Task -
Take all the material and copy it exactly.

Dataset records -
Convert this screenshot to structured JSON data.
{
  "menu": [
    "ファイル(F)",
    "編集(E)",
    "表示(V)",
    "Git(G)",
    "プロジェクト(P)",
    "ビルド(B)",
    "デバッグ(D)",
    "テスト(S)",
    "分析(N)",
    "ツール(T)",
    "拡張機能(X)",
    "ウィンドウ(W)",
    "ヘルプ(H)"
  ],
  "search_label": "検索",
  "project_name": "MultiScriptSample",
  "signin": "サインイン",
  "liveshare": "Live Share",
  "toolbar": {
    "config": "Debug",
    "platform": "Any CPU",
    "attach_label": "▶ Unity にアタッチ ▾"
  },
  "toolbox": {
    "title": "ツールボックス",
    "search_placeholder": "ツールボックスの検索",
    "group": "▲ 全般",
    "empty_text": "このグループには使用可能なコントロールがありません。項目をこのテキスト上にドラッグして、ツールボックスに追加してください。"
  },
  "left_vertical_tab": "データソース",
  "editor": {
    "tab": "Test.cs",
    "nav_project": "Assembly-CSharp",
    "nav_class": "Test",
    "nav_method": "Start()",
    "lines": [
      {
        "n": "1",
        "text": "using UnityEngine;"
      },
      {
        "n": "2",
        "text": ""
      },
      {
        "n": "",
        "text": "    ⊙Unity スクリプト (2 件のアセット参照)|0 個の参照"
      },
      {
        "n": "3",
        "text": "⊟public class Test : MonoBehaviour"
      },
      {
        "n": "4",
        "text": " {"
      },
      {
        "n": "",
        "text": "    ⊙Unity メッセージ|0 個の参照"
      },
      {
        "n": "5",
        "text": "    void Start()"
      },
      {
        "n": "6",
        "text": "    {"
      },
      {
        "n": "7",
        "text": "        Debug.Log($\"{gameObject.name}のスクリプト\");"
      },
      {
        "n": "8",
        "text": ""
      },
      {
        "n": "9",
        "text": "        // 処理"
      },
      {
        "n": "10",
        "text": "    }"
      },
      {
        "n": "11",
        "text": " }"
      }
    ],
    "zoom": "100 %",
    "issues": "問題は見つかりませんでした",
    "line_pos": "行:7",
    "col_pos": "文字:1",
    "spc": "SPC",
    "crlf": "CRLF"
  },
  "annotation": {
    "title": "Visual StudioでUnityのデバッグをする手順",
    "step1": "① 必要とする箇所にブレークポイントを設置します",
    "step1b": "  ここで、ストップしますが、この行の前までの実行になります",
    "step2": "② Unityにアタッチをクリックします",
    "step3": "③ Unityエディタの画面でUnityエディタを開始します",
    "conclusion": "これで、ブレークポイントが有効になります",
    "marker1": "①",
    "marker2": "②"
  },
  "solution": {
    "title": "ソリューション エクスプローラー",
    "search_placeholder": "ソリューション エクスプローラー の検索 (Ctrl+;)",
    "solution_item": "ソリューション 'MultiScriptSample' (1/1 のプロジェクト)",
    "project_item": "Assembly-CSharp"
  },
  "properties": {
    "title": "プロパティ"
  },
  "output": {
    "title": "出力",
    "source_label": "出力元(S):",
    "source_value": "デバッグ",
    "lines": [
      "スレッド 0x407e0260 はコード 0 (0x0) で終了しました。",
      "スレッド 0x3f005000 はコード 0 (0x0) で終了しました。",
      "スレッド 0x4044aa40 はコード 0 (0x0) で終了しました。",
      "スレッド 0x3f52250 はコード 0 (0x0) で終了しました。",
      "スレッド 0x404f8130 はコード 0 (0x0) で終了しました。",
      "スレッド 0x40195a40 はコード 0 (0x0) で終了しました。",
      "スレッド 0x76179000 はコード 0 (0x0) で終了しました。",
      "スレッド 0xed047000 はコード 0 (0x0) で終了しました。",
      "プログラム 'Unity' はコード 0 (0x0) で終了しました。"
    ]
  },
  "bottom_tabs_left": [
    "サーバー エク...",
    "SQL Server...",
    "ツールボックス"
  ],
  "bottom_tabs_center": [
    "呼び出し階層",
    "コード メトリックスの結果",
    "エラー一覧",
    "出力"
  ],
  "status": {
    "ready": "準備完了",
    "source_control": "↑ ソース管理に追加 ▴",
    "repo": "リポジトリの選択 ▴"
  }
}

Reply to the exercise -
Convert this screenshot to structured JSON data.
{
  "menu": [
    "ファイル(F)",
    "編集(E)",
    "表示(V)",
    "Git(G)",
    "プロジェクト(P)",
    "ビルド(B)",
    "デバッグ(D)",
    "テスト(S)",
    "分析(N)",
    "ツール(T)",
    "拡張機能(X)",
    "ウィンドウ(W)",
    "ヘルプ(H)"
  ],
  "search_label": "検索",
  "project_name": "MultiScriptSample",
  "signin": "サインイン",
  "liveshare": "Live Share",
  "toolbar": {
    "config": "Debug",
    "platform": "Any CPU",
    "attach_label": "▶ Unity にアタッチ ▾"
  },
  "toolbox": {
    "title": "ツールボックス",
    "search_placeholder": "ツールボックスの検索",
    "group": "▲ 全般",
    "empty_text": "このグループには使用可能なコントロールがありません。項目をこのテキスト上にドラッグして、ツールボックスに追加してください。"
  },
  "left_vertical_tab": "データソース",
  "editor": {
    "tab": "Test.cs",
    "nav_project": "Assembly-CSharp",
    "nav_class": "Test",
    "nav_method": "Start()",
    "lines": [
      {
        "n": "1",
        "text": "using UnityEngine;"
      },
      {
        "n": "2",
        "text": ""
      },
      {
        "n": "",
        "text": "    ⊙Unity スクリプト (2 件のアセット参照)|0 個の参照"
      },
      {
        "n": "3",
        "text": "⊟public class Test : MonoBehaviour"
      },
      {
        "n": "4",
        "text": " {"
      },
      {
        "n": "",
        "text": "    ⊙Unity メッセージ|0 個の参照"
      },
      {
        "n": "5",
        "text": "    void Start()"
      },
      {
        "n": "6",
        "text": "    {"
      },
      {
        "n": "7",
        "text": "        Debug.Log($\"{gameObject.name}のスクリプト\");"
      },
      {
        "n": "8",
        "text": ""
      },
      {
        "n": "9",
        "text": "        // 処理"
      },
      {
        "n": "10",
        "text": "    }"
      },
      {
        "n": "11",
        "text": " }"
      }
    ],
    "zoom": "100 %",
    "issues": "問題は見つかりませんでした",
    "line_pos": "行:7",
    "col_pos": "文字:1",
    "spc": "SPC",
    "crlf": "CRLF"
  },
  "annotation": {
    "title": "Visual StudioでUnityのデバッグをする手順",
    "step1": "① 必要とする箇所にブレークポイントを設置します",
    "step1b": "  ここで、ストップしますが、この行の前までの実行になります",
    "step2": "② Unityにアタッチをクリックします",
    "step3": "③ Unityエディタの画面でUnityエディタを開始します",
    "conclusion": "これで、ブレークポイントが有効になります",
    "marker1": "①",
    "marker2": "②"
  },
  "solution": {
    "title": "ソリューション エクスプローラー",
    "search_placeholder": "ソリューション エクスプローラー の検索 (Ctrl+;)",
    "solution_item": "ソリューション 'MultiScriptSample' (1/1 のプロジェクト)",
    "project_item": "Assembly-CSharp"
  },
  "properties": {
    "title": "プロパティ"
  },
  "output": {
    "title": "出力",
    "source_label": "出力元(S):",
    "source_value": "デバッグ",
    "lines": [
      "スレッド 0x407e0260 はコード 0 (0x0) で終了しました。",
      "スレッド 0x3f005000 はコード 0 (0x0) で終了しました。",
      "スレッド 0x4044aa40 はコード 0 (0x0) で終了しました。",
      "スレッド 0x3f52250 はコード 0 (0x0) で終了しました。",
      "スレッド 0x404f8130 はコード 0 (0x0) で終了しました。",
      "スレッド 0x40195a40 はコード 0 (0x0) で終了しました。",
      "スレッド 0x76179000 はコード 0 (0x0) で終了しました。",
      "スレッド 0xed047000 はコード 0 (0x0) で終了しました。",
      "プログラム 'Unity' はコード 0 (0x0) で終了しました。"
    ]
  },
  "bottom_tabs_left": [
    "サーバー エク...",
    "SQL Server...",
    "ツールボックス"
  ],
  "bottom_tabs_center": [
    "呼び出し階層",
    "コード メトリックスの結果",
    "エラー一覧",
    "出力"
  ],
  "status": {
    "ready": "準備完了",
    "source_control": "↑ ソース管理に追加 ▴",
    "repo": "リポジトリの選択 ▴"
  }
}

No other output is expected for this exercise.